--- START OF MATERIAL FOR THIS EXERCISE ---

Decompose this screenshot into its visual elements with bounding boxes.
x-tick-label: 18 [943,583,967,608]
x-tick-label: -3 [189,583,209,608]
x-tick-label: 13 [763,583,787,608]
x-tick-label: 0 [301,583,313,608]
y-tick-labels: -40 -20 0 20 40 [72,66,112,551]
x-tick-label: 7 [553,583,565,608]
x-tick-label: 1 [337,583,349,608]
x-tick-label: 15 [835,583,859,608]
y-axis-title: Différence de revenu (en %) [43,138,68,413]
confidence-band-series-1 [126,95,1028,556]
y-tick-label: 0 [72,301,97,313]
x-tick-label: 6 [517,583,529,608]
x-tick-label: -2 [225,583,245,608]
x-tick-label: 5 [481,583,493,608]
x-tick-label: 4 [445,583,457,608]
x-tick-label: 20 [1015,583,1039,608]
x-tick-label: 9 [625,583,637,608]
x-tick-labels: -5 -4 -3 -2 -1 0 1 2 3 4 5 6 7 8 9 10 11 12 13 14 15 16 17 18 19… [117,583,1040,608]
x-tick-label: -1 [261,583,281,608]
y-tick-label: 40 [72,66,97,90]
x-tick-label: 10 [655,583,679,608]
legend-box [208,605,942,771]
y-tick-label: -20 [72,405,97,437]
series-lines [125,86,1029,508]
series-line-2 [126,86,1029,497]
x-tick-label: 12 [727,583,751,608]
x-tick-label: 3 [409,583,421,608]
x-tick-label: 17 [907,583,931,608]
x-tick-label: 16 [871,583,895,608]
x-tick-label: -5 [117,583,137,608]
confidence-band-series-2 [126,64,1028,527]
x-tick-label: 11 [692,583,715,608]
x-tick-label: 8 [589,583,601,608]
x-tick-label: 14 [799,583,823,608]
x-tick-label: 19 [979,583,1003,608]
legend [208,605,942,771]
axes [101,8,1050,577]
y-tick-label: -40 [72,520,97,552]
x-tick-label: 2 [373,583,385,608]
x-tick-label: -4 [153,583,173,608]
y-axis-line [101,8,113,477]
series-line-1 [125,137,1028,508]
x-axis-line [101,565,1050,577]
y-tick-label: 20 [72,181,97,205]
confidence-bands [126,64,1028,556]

--- END OF MATERIAL FOR THIS EXERCISE ---

▶ **WORK TO DO**
Extract the rows above unchanged, from the first row down to and including the row that contains "y-axis-title: Différence de".

▶ **EXERCISE ANSWER**
Decompose this screenshot into its visual elements with bounding boxes.
x-tick-label: 18 [943,583,967,608]
x-tick-label: -3 [189,583,209,608]
x-tick-label: 13 [763,583,787,608]
x-tick-label: 0 [301,583,313,608]
y-tick-labels: -40 -20 0 20 40 [72,66,112,551]
x-tick-label: 7 [553,583,565,608]
x-tick-label: 1 [337,583,349,608]
x-tick-label: 15 [835,583,859,608]
y-axis-title: Différence de revenu (en %) [43,138,68,413]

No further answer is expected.